[START OF The records]
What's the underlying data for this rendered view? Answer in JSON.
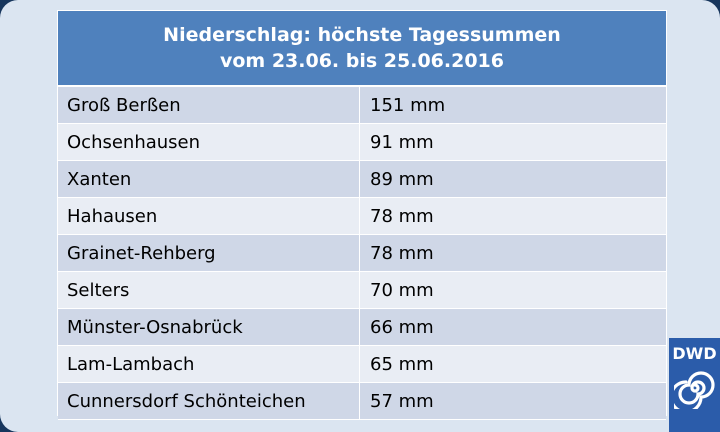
{
  "table": {
    "title_line1": "Niederschlag: höchste Tagessummen",
    "title_line2": "vom 23.06.  bis 25.06.2016",
    "rows": [
      {
        "station": "Groß Berßen",
        "value": "151 mm"
      },
      {
        "station": "Ochsenhausen",
        "value": "91 mm"
      },
      {
        "station": "Xanten",
        "value": "89 mm"
      },
      {
        "station": "Hahausen",
        "value": "78 mm"
      },
      {
        "station": "Grainet-Rehberg",
        "value": "78 mm"
      },
      {
        "station": "Selters",
        "value": "70 mm"
      },
      {
        "station": "Münster-Osnabrück",
        "value": "66 mm"
      },
      {
        "station": "Lam-Lambach",
        "value": "65 mm"
      },
      {
        "station": "Cunnersdorf Schönteichen",
        "value": "57 mm"
      }
    ]
  },
  "logo": {
    "text": "DWD",
    "icon": "spiral-swirl-icon",
    "color": "#2b5caa"
  },
  "colors": {
    "header_bg": "#4f81bd",
    "row_odd": "#cfd7e7",
    "row_even": "#e9edf4",
    "frame": "#17365d"
  }
}
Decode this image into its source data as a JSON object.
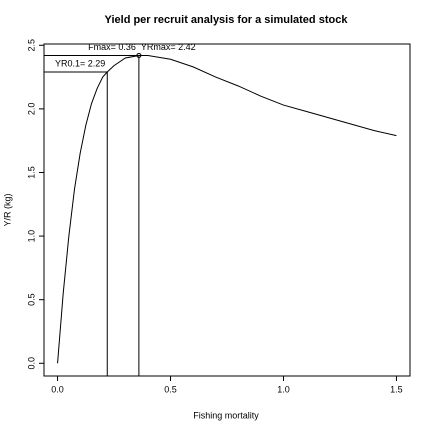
{
  "chart_data": {
    "type": "line",
    "title": "Yield per recruit analysis for a simulated stock",
    "x_label": "Fishing mortality",
    "y_label": "Y/R (kg)",
    "x": [
      0,
      0.025,
      0.05,
      0.075,
      0.1,
      0.125,
      0.15,
      0.175,
      0.2,
      0.22,
      0.25,
      0.3,
      0.36,
      0.4,
      0.5,
      0.6,
      0.7,
      0.8,
      0.9,
      1.0,
      1.1,
      1.2,
      1.3,
      1.4,
      1.5
    ],
    "values": [
      0,
      0.55,
      1.0,
      1.37,
      1.65,
      1.87,
      2.04,
      2.16,
      2.25,
      2.29,
      2.34,
      2.4,
      2.42,
      2.42,
      2.39,
      2.33,
      2.25,
      2.18,
      2.1,
      2.03,
      1.98,
      1.93,
      1.88,
      1.83,
      1.79
    ],
    "color": "#000000",
    "xlim": [
      -0.06,
      1.56
    ],
    "ylim": [
      -0.1,
      2.51
    ],
    "xticks": [
      {
        "value": 0,
        "label": "0.0"
      },
      0.5,
      {
        "value": 1,
        "label": "1.0"
      },
      1.5
    ],
    "yticks": [
      {
        "value": 0,
        "label": "0.0"
      },
      0.5,
      {
        "value": 1,
        "label": "1.0"
      },
      1.5,
      {
        "value": 2,
        "label": "2.0"
      },
      2.5
    ],
    "reference_points": [
      {
        "x": 0.22,
        "y": 2.29,
        "label": "YR0.1= 2.29"
      },
      {
        "x": 0.36,
        "y": 2.42,
        "x_label": "Fmax= 0.36",
        "label": "YRmax= 2.42",
        "marker": true
      }
    ]
  }
}
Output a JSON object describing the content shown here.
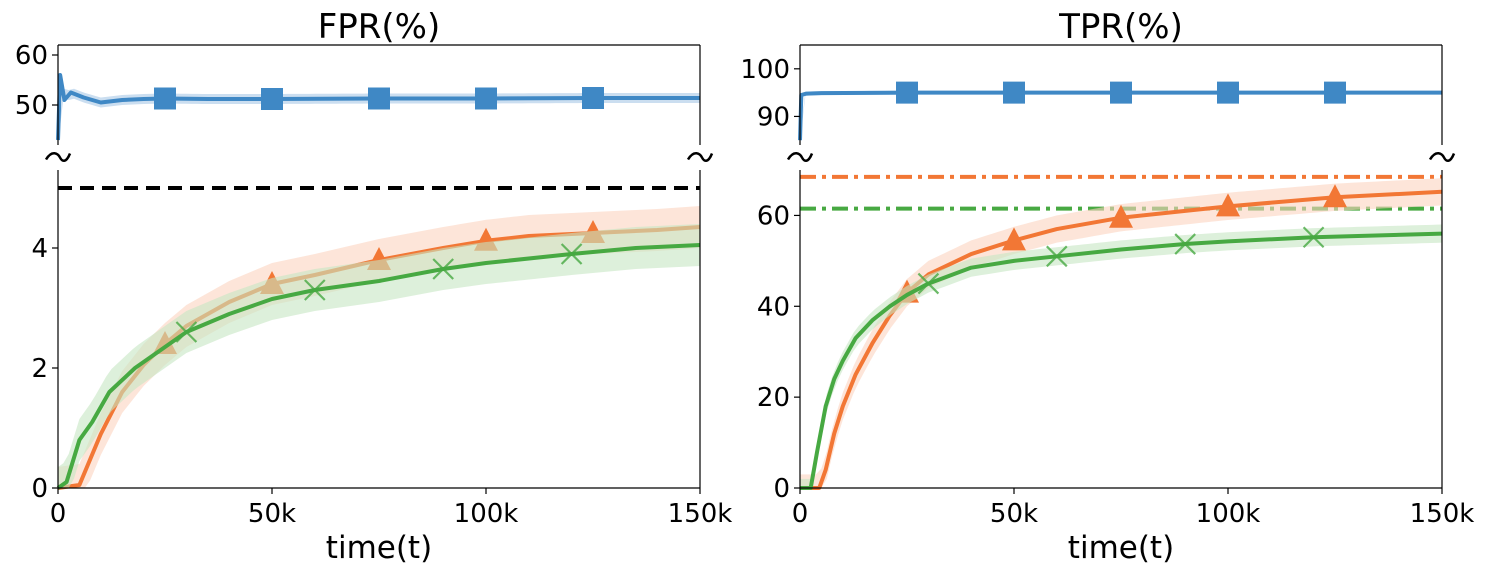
[END OF The records]
Reproduce all entries exactly. Pictures do not belong in the copy.

What's the underlying data for this rendered view? Answer in JSON.
{
  "table": {
    "title_line1": "Niederschlag: höchste Tagessummen",
    "title_line2": "vom 23.06.  bis 25.06.2016",
    "rows": [
      {
        "station": "Groß Berßen",
        "value": "151 mm"
      },
      {
        "station": "Ochsenhausen",
        "value": "91 mm"
      },
      {
        "station": "Xanten",
        "value": "89 mm"
      },
      {
        "station": "Hahausen",
        "value": "78 mm"
      },
      {
        "station": "Grainet-Rehberg",
        "value": "78 mm"
      },
      {
        "station": "Selters",
        "value": "70 mm"
      },
      {
        "station": "Münster-Osnabrück",
        "value": "66 mm"
      },
      {
        "station": "Lam-Lambach",
        "value": "65 mm"
      },
      {
        "station": "Cunnersdorf Schönteichen",
        "value": "57 mm"
      }
    ]
  },
  "logo": {
    "text": "DWD",
    "icon": "spiral-swirl-icon",
    "color": "#2b5caa"
  },
  "colors": {
    "header_bg": "#4f81bd",
    "row_odd": "#cfd7e7",
    "row_even": "#e9edf4",
    "frame": "#17365d"
  }
}
Decode this image into its source data as a JSON object.
{
  "chart_data": {
    "type": "line",
    "title": "Yield per recruit analysis for a simulated stock",
    "x_label": "Fishing mortality",
    "y_label": "Y/R (kg)",
    "x": [
      0,
      0.025,
      0.05,
      0.075,
      0.1,
      0.125,
      0.15,
      0.175,
      0.2,
      0.22,
      0.25,
      0.3,
      0.36,
      0.4,
      0.5,
      0.6,
      0.7,
      0.8,
      0.9,
      1.0,
      1.1,
      1.2,
      1.3,
      1.4,
      1.5
    ],
    "values": [
      0,
      0.55,
      1.0,
      1.37,
      1.65,
      1.87,
      2.04,
      2.16,
      2.25,
      2.29,
      2.34,
      2.4,
      2.42,
      2.42,
      2.39,
      2.33,
      2.25,
      2.18,
      2.1,
      2.03,
      1.98,
      1.93,
      1.88,
      1.83,
      1.79
    ],
    "color": "#000000",
    "xlim": [
      -0.06,
      1.56
    ],
    "ylim": [
      -0.1,
      2.51
    ],
    "xticks": [
      {
        "value": 0,
        "label": "0.0"
      },
      0.5,
      {
        "value": 1,
        "label": "1.0"
      },
      1.5
    ],
    "yticks": [
      {
        "value": 0,
        "label": "0.0"
      },
      0.5,
      {
        "value": 1,
        "label": "1.0"
      },
      1.5,
      {
        "value": 2,
        "label": "2.0"
      },
      2.5
    ],
    "reference_points": [
      {
        "x": 0.22,
        "y": 2.29,
        "label": "YR0.1= 2.29"
      },
      {
        "x": 0.36,
        "y": 2.42,
        "x_label": "Fmax= 0.36",
        "label": "YRmax= 2.42",
        "marker": true
      }
    ]
  }
}
Output a JSON object describing the content shown here.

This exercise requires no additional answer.